## Instruction
Gather all lines in the data that hold the string "done".

Data records:
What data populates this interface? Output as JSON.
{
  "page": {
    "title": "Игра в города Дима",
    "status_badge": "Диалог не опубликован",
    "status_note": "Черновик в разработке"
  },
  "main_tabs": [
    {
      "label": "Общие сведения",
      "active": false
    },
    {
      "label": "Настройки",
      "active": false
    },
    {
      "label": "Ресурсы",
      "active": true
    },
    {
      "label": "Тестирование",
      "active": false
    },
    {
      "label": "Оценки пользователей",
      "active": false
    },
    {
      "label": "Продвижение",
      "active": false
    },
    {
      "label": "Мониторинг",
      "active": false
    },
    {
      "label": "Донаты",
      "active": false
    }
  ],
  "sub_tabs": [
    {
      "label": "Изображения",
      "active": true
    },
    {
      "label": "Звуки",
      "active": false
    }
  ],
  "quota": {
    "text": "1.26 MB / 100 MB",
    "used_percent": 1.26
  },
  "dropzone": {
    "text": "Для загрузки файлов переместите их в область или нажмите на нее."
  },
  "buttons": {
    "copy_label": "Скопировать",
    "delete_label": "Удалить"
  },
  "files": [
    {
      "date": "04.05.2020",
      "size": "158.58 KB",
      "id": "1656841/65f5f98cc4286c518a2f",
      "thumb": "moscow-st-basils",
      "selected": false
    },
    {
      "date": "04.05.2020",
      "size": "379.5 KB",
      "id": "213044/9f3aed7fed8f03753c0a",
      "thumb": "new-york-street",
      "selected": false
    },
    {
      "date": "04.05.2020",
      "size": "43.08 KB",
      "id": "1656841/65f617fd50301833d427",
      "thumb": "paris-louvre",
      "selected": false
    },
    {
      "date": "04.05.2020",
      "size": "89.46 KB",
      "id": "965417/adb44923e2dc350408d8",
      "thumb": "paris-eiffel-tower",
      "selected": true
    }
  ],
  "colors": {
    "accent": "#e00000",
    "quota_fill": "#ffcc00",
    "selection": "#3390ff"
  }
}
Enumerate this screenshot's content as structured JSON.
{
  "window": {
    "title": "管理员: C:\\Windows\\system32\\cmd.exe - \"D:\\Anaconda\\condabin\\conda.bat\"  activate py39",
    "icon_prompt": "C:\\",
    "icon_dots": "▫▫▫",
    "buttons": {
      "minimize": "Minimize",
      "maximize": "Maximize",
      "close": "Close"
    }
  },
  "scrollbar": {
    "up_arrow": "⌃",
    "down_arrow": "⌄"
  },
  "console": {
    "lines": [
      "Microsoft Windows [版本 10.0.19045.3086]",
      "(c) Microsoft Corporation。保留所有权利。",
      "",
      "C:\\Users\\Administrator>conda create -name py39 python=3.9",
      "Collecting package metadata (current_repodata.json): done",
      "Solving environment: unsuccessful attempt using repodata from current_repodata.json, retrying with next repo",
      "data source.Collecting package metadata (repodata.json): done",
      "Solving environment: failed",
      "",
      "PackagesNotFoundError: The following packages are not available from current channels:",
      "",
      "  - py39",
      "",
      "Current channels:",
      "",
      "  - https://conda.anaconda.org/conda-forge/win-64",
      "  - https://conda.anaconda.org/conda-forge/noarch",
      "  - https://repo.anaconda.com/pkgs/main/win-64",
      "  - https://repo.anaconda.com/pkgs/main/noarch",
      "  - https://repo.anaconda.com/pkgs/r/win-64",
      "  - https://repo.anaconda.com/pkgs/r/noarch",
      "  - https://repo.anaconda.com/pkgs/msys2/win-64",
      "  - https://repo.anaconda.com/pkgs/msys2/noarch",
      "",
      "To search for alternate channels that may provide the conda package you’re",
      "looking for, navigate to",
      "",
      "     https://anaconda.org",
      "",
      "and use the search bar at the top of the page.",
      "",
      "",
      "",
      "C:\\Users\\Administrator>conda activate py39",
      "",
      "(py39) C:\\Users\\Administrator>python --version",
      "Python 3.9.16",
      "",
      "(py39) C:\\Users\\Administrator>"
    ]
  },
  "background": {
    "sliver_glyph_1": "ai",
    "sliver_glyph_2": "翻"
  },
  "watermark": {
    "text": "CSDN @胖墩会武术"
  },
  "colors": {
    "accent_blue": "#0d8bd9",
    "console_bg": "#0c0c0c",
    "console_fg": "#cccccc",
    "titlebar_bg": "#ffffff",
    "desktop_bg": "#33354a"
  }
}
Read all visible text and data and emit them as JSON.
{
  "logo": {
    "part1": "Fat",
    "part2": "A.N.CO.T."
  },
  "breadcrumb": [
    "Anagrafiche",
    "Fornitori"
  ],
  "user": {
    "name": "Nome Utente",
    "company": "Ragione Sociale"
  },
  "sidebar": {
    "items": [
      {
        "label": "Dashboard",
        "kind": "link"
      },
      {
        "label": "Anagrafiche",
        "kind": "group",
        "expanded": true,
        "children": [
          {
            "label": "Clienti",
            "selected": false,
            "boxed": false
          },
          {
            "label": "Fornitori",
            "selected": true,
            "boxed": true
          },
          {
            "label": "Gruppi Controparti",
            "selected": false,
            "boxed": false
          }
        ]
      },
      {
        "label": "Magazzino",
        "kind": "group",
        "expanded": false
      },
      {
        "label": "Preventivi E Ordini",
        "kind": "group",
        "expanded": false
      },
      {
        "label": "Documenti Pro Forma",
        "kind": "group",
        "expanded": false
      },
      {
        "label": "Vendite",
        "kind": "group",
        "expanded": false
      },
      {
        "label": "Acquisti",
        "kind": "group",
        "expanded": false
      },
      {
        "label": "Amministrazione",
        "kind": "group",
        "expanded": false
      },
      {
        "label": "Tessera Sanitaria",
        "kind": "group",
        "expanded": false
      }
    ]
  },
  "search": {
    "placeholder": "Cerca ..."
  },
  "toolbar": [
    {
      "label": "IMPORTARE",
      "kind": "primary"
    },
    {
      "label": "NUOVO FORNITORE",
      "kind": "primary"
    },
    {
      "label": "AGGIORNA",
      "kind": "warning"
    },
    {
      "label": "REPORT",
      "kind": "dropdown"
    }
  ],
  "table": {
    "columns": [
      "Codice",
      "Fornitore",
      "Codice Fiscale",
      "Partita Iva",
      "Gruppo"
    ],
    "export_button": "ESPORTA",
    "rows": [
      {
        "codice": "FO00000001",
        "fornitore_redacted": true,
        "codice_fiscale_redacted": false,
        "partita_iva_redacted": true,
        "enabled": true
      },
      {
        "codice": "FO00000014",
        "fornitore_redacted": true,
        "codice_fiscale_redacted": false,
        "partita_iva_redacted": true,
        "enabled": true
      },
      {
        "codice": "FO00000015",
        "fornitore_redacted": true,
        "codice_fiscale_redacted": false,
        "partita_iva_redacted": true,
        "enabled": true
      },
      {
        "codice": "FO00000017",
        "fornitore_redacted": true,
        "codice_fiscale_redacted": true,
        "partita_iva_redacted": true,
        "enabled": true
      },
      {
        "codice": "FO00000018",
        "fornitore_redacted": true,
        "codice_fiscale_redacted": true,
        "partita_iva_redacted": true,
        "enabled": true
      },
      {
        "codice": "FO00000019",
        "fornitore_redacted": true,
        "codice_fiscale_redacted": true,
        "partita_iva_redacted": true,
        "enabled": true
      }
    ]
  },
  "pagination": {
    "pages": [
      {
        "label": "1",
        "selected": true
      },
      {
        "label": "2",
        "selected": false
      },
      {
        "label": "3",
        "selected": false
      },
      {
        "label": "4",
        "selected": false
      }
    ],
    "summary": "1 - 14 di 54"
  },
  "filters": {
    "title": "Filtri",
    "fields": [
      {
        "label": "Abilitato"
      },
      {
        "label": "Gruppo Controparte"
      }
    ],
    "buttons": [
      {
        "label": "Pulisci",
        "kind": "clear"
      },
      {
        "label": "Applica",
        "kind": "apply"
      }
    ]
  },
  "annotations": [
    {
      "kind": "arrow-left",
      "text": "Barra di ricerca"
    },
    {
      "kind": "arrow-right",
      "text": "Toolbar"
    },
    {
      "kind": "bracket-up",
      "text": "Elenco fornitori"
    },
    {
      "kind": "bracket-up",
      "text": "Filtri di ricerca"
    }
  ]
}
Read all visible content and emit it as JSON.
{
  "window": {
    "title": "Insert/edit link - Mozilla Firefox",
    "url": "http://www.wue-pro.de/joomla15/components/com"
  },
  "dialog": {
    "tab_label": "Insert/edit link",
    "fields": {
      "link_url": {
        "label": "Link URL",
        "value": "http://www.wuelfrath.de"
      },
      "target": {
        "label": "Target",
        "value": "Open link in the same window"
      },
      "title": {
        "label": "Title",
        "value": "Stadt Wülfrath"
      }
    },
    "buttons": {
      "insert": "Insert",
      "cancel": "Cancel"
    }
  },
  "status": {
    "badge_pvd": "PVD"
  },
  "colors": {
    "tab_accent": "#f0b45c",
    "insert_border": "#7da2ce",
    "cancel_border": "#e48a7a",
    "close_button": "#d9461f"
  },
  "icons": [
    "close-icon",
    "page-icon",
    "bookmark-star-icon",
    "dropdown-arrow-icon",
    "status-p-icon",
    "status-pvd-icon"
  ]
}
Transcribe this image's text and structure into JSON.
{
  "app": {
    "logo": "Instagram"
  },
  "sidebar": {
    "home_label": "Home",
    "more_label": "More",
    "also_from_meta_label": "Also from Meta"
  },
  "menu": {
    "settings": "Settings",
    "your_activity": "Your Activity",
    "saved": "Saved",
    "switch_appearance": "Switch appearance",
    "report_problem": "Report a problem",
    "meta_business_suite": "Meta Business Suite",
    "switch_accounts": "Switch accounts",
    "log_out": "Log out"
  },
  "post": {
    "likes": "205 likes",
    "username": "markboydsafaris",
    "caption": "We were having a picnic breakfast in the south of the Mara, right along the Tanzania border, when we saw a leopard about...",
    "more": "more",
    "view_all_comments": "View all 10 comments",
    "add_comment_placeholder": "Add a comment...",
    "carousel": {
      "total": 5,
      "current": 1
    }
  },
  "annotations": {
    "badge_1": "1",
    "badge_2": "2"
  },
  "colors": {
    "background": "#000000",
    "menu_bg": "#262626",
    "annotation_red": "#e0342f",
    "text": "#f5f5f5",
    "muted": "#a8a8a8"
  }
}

## Response for this exercise
      "Collecting package metadata (current_repodata.json): done",
      "data source.Collecting package metadata (repodata.json): done",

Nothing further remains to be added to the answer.